begin Material shown
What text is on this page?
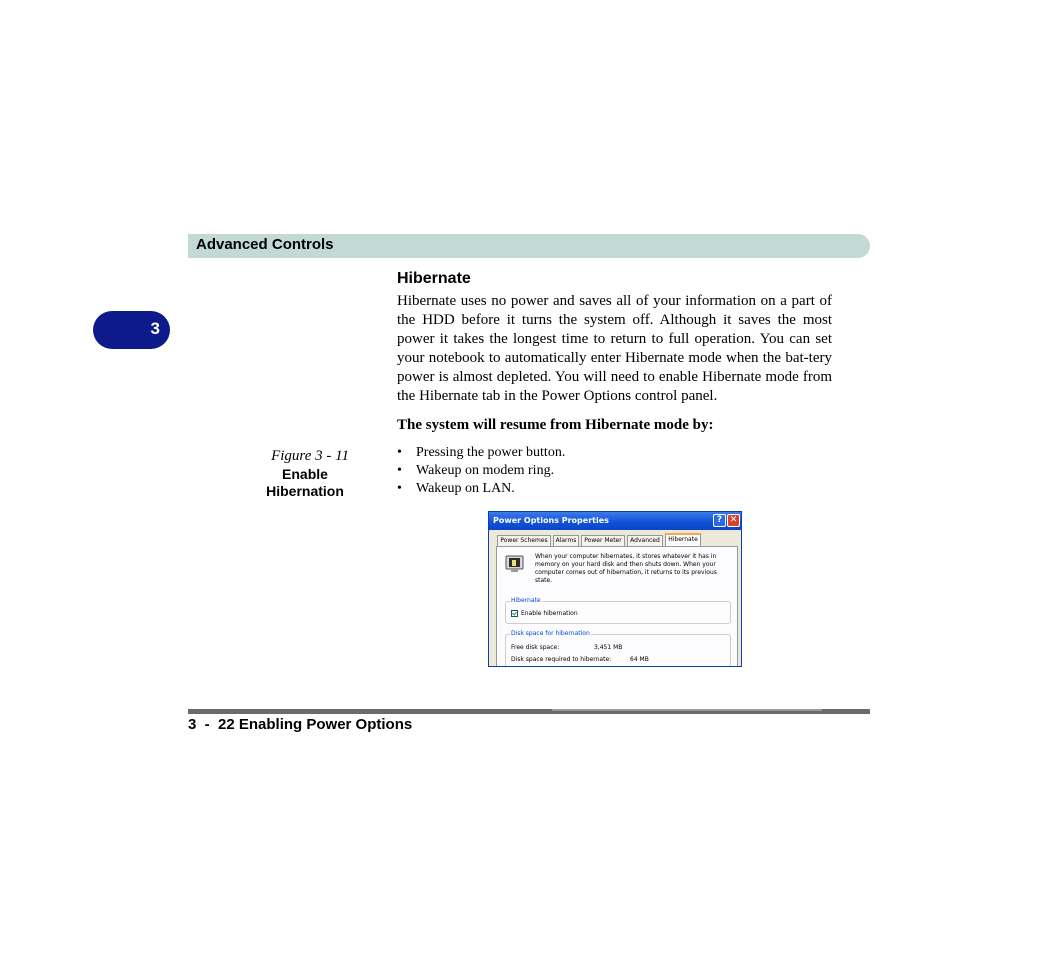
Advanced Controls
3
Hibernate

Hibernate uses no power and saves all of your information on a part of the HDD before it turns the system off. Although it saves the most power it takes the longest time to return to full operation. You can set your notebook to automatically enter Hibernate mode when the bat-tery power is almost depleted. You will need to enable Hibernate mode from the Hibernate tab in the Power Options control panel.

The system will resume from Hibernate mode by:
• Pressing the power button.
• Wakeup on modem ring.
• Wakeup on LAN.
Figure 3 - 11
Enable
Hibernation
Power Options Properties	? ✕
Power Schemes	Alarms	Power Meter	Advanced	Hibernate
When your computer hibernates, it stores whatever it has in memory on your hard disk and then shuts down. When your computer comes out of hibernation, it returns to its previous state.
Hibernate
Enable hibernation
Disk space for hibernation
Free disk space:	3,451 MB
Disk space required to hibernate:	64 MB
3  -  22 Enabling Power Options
end Material shown
*Challenge*: Using the data above, print every line exactly, omitting pictures.

*The result*:
What text is on this page?
Advanced Controls
3
Hibernate

Hibernate uses no power and saves all of your information on a part of the HDD before it turns the system off. Although it saves the most power it takes the longest time to return to full operation. You can set your notebook to automatically enter Hibernate mode when the bat-tery power is almost depleted. You will need to enable Hibernate mode from the Hibernate tab in the Power Options control panel.

The system will resume from Hibernate mode by:
• Pressing the power button.
• Wakeup on modem ring.
• Wakeup on LAN.
Figure 3 - 11
Enable
Hibernation
Power Options Properties	? ✕
Power Schemes	Alarms	Power Meter	Advanced	Hibernate
When your computer hibernates, it stores whatever it has in memory on your hard disk and then shuts down. When your computer comes out of hibernation, it returns to its previous state.
Hibernate
Enable hibernation
Disk space for hibernation
Free disk space:	3,451 MB
Disk space required to hibernate:	64 MB
3  -  22 Enabling Power Options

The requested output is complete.